CHALLENGE = Each line that follows is to be retyped exactly.

··· EXERCISE INPUT

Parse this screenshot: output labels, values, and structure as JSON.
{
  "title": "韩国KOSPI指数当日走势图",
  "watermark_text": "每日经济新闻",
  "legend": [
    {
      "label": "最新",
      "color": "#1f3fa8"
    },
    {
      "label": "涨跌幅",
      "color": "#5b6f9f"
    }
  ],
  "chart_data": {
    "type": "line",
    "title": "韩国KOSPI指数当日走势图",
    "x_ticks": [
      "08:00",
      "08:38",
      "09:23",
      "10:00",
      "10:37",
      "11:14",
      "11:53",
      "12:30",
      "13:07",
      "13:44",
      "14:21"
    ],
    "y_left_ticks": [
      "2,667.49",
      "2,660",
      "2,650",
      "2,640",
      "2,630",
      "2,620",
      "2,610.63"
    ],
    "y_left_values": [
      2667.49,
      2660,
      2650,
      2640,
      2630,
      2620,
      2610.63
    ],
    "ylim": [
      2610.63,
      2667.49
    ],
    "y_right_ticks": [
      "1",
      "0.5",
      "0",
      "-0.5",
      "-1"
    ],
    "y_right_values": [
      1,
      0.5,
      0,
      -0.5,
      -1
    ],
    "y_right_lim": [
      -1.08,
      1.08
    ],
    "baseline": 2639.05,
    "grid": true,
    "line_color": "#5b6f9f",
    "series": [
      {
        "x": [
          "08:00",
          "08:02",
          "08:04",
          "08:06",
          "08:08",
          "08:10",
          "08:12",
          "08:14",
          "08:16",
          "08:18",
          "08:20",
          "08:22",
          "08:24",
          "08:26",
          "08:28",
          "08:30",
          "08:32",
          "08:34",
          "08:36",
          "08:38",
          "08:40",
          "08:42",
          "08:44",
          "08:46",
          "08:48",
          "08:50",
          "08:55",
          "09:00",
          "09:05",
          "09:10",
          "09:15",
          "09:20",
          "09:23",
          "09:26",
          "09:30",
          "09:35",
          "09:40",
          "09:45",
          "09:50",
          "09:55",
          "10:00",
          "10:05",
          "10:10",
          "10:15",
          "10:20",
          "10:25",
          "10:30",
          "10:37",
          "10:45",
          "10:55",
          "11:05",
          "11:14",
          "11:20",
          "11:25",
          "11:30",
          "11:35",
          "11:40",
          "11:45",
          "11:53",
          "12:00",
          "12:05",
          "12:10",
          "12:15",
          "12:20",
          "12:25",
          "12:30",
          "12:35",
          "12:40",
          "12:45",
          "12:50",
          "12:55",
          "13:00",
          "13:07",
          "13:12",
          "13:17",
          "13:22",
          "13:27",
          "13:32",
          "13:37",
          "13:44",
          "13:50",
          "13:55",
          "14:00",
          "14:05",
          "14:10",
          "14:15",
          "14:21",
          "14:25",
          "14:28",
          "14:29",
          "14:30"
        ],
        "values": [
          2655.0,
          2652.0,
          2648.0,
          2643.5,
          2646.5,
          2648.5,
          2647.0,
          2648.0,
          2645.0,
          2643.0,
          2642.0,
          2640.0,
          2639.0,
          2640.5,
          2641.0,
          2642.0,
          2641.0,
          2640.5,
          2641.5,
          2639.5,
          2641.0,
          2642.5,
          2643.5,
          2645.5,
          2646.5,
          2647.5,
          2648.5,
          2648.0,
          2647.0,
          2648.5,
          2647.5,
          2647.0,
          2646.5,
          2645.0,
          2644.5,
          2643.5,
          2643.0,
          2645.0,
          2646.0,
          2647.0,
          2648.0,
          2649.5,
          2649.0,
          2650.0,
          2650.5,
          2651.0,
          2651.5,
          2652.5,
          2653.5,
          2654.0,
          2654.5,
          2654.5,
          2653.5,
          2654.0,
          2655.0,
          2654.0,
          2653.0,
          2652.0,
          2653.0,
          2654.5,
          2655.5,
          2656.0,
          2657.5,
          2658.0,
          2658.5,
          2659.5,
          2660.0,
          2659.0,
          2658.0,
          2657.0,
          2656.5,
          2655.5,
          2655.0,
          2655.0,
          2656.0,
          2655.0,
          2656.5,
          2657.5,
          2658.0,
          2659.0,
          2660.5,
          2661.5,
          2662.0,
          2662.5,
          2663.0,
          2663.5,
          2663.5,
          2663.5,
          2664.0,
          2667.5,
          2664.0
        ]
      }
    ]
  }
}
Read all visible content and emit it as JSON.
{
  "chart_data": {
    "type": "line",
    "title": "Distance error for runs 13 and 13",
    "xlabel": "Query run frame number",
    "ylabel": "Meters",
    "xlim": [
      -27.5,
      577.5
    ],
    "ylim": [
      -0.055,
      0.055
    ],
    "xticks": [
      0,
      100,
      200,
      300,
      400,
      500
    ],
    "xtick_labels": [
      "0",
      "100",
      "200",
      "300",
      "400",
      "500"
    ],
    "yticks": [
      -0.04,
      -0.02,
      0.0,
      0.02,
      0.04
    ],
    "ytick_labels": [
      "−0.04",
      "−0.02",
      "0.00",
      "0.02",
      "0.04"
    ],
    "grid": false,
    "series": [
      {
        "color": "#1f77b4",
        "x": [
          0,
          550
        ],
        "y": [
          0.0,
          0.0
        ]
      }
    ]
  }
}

······

THE REPLY =
Parse this screenshot: output labels, values, and structure as JSON.
{
  "title": "韩国KOSPI指数当日走势图",
  "watermark_text": "每日经济新闻",
  "legend": [
    {
      "label": "最新",
      "color": "#1f3fa8"
    },
    {
      "label": "涨跌幅",
      "color": "#5b6f9f"
    }
  ],
  "chart_data": {
    "type": "line",
    "title": "韩国KOSPI指数当日走势图",
    "x_ticks": [
      "08:00",
      "08:38",
      "09:23",
      "10:00",
      "10:37",
      "11:14",
      "11:53",
      "12:30",
      "13:07",
      "13:44",
      "14:21"
    ],
    "y_left_ticks": [
      "2,667.49",
      "2,660",
      "2,650",
      "2,640",
      "2,630",
      "2,620",
      "2,610.63"
    ],
    "y_left_values": [
      2667.49,
      2660,
      2650,
      2640,
      2630,
      2620,
      2610.63
    ],
    "ylim": [
      2610.63,
      2667.49
    ],
    "y_right_ticks": [
      "1",
      "0.5",
      "0",
      "-0.5",
      "-1"
    ],
    "y_right_values": [
      1,
      0.5,
      0,
      -0.5,
      -1
    ],
    "y_right_lim": [
      -1.08,
      1.08
    ],
    "baseline": 2639.05,
    "grid": true,
    "line_color": "#5b6f9f",
    "series": [
      {
        "x": [
          "08:00",
          "08:02",
          "08:04",
          "08:06",
          "08:08",
          "08:10",
          "08:12",
          "08:14",
          "08:16",
          "08:18",
          "08:20",
          "08:22",
          "08:24",
          "08:26",
          "08:28",
          "08:30",
          "08:32",
          "08:34",
          "08:36",
          "08:38",
          "08:40",
          "08:42",
          "08:44",
          "08:46",
          "08:48",
          "08:50",
          "08:55",
          "09:00",
          "09:05",
          "09:10",
          "09:15",
          "09:20",
          "09:23",
          "09:26",
          "09:30",
          "09:35",
          "09:40",
          "09:45",
          "09:50",
          "09:55",
          "10:00",
          "10:05",
          "10:10",
          "10:15",
          "10:20",
          "10:25",
          "10:30",
          "10:37",
          "10:45",
          "10:55",
          "11:05",
          "11:14",
          "11:20",
          "11:25",
          "11:30",
          "11:35",
          "11:40",
          "11:45",
          "11:53",
          "12:00",
          "12:05",
          "12:10",
          "12:15",
          "12:20",
          "12:25",
          "12:30",
          "12:35",
          "12:40",
          "12:45",
          "12:50",
          "12:55",
          "13:00",
          "13:07",
          "13:12",
          "13:17",
          "13:22",
          "13:27",
          "13:32",
          "13:37",
          "13:44",
          "13:50",
          "13:55",
          "14:00",
          "14:05",
          "14:10",
          "14:15",
          "14:21",
          "14:25",
          "14:28",
          "14:29",
          "14:30"
        ],
        "values": [
          2655.0,
          2652.0,
          2648.0,
          2643.5,
          2646.5,
          2648.5,
          2647.0,
          2648.0,
          2645.0,
          2643.0,
          2642.0,
          2640.0,
          2639.0,
          2640.5,
          2641.0,
          2642.0,
          2641.0,
          2640.5,
          2641.5,
          2639.5,
          2641.0,
          2642.5,
          2643.5,
          2645.5,
          2646.5,
          2647.5,
          2648.5,
          2648.0,
          2647.0,
          2648.5,
          2647.5,
          2647.0,
          2646.5,
          2645.0,
          2644.5,
          2643.5,
          2643.0,
          2645.0,
          2646.0,
          2647.0,
          2648.0,
          2649.5,
          2649.0,
          2650.0,
          2650.5,
          2651.0,
          2651.5,
          2652.5,
          2653.5,
          2654.0,
          2654.5,
          2654.5,
          2653.5,
          2654.0,
          2655.0,
          2654.0,
          2653.0,
          2652.0,
          2653.0,
          2654.5,
          2655.5,
          2656.0,
          2657.5,
          2658.0,
          2658.5,
          2659.5,
          2660.0,
          2659.0,
          2658.0,
          2657.0,
          2656.5,
          2655.5,
          2655.0,
          2655.0,
          2656.0,
          2655.0,
          2656.5,
          2657.5,
          2658.0,
          2659.0,
          2660.5,
          2661.5,
          2662.0,
          2662.5,
          2663.0,
          2663.5,
          2663.5,
          2663.5,
          2664.0,
          2667.5,
          2664.0
        ]
      }
    ]
  }
}
Read all visible content and emit it as JSON.
{
  "chart_data": {
    "type": "line",
    "title": "Distance error for runs 13 and 13",
    "xlabel": "Query run frame number",
    "ylabel": "Meters",
    "xlim": [
      -27.5,
      577.5
    ],
    "ylim": [
      -0.055,
      0.055
    ],
    "xticks": [
      0,
      100,
      200,
      300,
      400,
      500
    ],
    "xtick_labels": [
      "0",
      "100",
      "200",
      "300",
      "400",
      "500"
    ],
    "yticks": [
      -0.04,
      -0.02,
      0.0,
      0.02,
      0.04
    ],
    "ytick_labels": [
      "−0.04",
      "−0.02",
      "0.00",
      "0.02",
      "0.04"
    ],
    "grid": false,
    "series": [
      {
        "color": "#1f77b4",
        "x": [
          0,
          550
        ],
        "y": [
          0.0,
          0.0
        ]
      }
    ]
  }
}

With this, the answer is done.